>> start Raw records

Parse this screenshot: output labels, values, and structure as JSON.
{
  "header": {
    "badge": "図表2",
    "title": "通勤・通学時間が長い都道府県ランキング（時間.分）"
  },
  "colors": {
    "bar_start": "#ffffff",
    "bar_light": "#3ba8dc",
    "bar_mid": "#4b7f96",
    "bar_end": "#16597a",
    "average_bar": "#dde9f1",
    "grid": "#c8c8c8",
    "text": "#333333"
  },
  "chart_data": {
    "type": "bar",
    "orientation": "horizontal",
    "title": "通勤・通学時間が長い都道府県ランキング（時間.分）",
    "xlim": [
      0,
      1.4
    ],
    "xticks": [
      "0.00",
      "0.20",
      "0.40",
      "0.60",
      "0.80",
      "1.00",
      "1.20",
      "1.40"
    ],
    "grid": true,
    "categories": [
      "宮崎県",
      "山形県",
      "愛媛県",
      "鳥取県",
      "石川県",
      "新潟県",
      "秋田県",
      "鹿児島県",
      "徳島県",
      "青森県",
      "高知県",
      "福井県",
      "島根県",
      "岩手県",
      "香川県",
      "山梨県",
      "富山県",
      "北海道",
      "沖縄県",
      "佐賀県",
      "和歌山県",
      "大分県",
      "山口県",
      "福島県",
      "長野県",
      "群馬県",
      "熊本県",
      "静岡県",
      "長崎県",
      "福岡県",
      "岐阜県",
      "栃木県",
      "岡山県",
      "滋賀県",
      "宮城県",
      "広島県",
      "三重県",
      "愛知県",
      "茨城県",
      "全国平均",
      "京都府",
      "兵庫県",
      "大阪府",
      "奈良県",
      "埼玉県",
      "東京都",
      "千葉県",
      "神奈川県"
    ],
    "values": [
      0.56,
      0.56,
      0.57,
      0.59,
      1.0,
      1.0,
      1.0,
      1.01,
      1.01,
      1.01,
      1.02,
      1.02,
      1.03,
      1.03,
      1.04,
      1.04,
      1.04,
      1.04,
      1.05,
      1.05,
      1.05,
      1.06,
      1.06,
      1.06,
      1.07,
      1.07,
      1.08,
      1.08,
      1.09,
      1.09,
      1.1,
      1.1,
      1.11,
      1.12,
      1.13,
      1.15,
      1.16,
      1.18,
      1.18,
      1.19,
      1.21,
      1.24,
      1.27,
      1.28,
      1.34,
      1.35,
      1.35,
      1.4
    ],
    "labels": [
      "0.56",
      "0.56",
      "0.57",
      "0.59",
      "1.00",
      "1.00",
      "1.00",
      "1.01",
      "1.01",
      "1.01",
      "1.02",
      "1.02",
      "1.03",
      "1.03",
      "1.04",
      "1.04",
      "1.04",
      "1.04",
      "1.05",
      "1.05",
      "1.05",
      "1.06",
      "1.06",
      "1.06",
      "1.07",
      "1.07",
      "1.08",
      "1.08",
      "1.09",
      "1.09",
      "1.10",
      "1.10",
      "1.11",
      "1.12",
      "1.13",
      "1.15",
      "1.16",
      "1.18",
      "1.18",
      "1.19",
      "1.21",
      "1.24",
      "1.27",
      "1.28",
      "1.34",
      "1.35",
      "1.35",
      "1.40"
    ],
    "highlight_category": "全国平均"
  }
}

>> end Raw records

> **What you will do**
State how many lines of the listing above include the word "labels". Give nothing but the number.

> **Output of the exercise**
2